#### THE TASK:
Extract each line holding the word "photo" from the entries.
****
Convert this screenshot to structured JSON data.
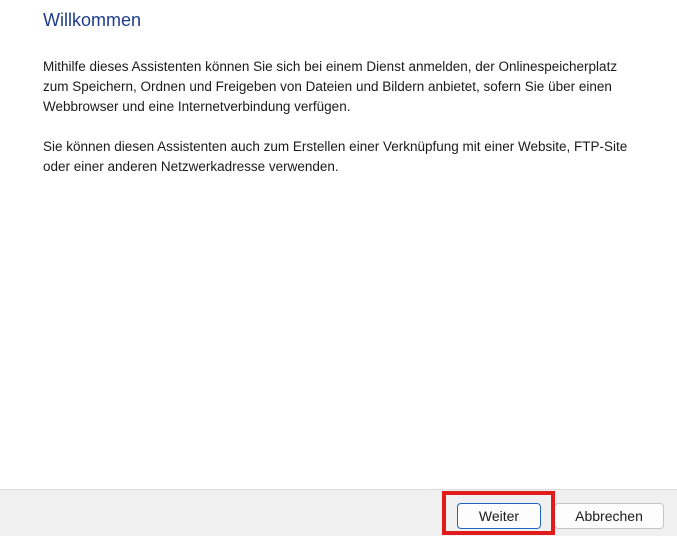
{
  "header": {
    "title": "Willkommen"
  },
  "main": {
    "paragraph1": "Mithilfe dieses Assistenten können Sie sich bei einem Dienst anmelden, der Onlinespeicherplatz zum Speichern, Ordnen und Freigeben von Dateien und Bildern anbietet, sofern Sie über einen Webbrowser und eine Internetverbindung verfügen.",
    "paragraph2": "Sie können diesen Assistenten auch zum Erstellen einer Verknüpfung mit einer Website, FTP-Site oder einer anderen Netzwerkadresse verwenden."
  },
  "footer": {
    "next_label": "Weiter",
    "cancel_label": "Abbrechen"
  },
  "colors": {
    "title": "#1e3c8c",
    "highlight": "#e01b1b",
    "default_button_border": "#1f66c4",
    "footer_background": "#f0f0f0"
  }
}
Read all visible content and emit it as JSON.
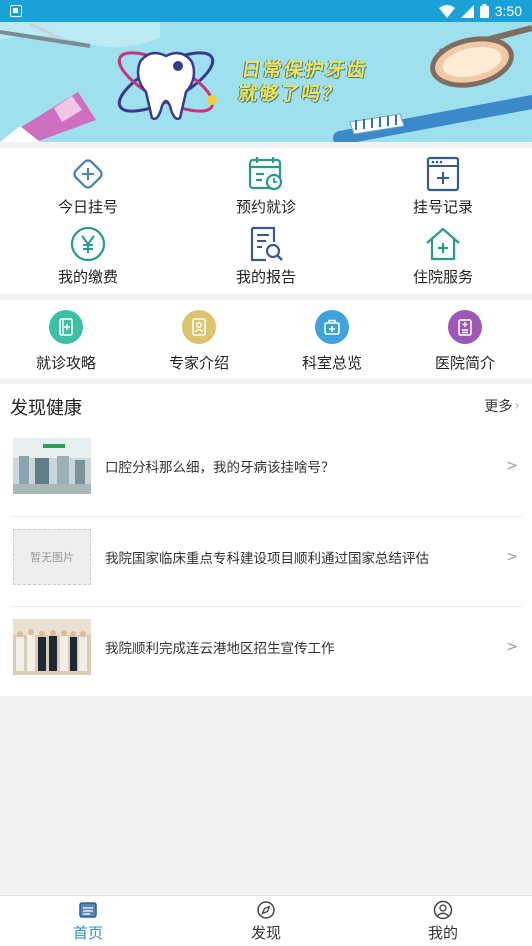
{
  "status_bar": {
    "time": "3:50"
  },
  "banner": {
    "title_line1": "日常保护牙齿",
    "title_line2": "就够了吗？"
  },
  "quick_menu": [
    {
      "label": "今日挂号",
      "icon": "add-diamond-icon"
    },
    {
      "label": "预约就诊",
      "icon": "calendar-clock-icon"
    },
    {
      "label": "挂号记录",
      "icon": "register-record-icon"
    },
    {
      "label": "我的缴费",
      "icon": "yen-coin-icon"
    },
    {
      "label": "我的报告",
      "icon": "report-search-icon"
    },
    {
      "label": "住院服务",
      "icon": "hospital-house-icon"
    }
  ],
  "info_menu": [
    {
      "label": "就诊攻略",
      "icon": "guide-book-icon",
      "color": "#3cbfa3"
    },
    {
      "label": "专家介绍",
      "icon": "expert-id-icon",
      "color": "#dcc46c"
    },
    {
      "label": "科室总览",
      "icon": "medical-kit-icon",
      "color": "#3ea3dc"
    },
    {
      "label": "医院简介",
      "icon": "hospital-info-icon",
      "color": "#9b58b5"
    }
  ],
  "news": {
    "title": "发现健康",
    "more_label": "更多",
    "items": [
      {
        "title": "口腔分科那么细，我的牙病该挂啥号？",
        "thumb": "clinic-photo"
      },
      {
        "title": "我院国家临床重点专科建设项目顺利通过国家总结评估",
        "thumb": "placeholder",
        "placeholder_text": "暂无图片"
      },
      {
        "title": "我院顺利完成连云港地区招生宣传工作",
        "thumb": "group-photo"
      }
    ]
  },
  "tab_bar": {
    "tabs": [
      {
        "label": "首页",
        "icon": "home-icon",
        "active": true
      },
      {
        "label": "发现",
        "icon": "compass-icon",
        "active": false
      },
      {
        "label": "我的",
        "icon": "user-icon",
        "active": false
      }
    ],
    "active_color": "#2f8fd1"
  }
}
****
#### SOLVED EXERCISE:
        "thumb": "clinic-photo"
        "thumb": "group-photo"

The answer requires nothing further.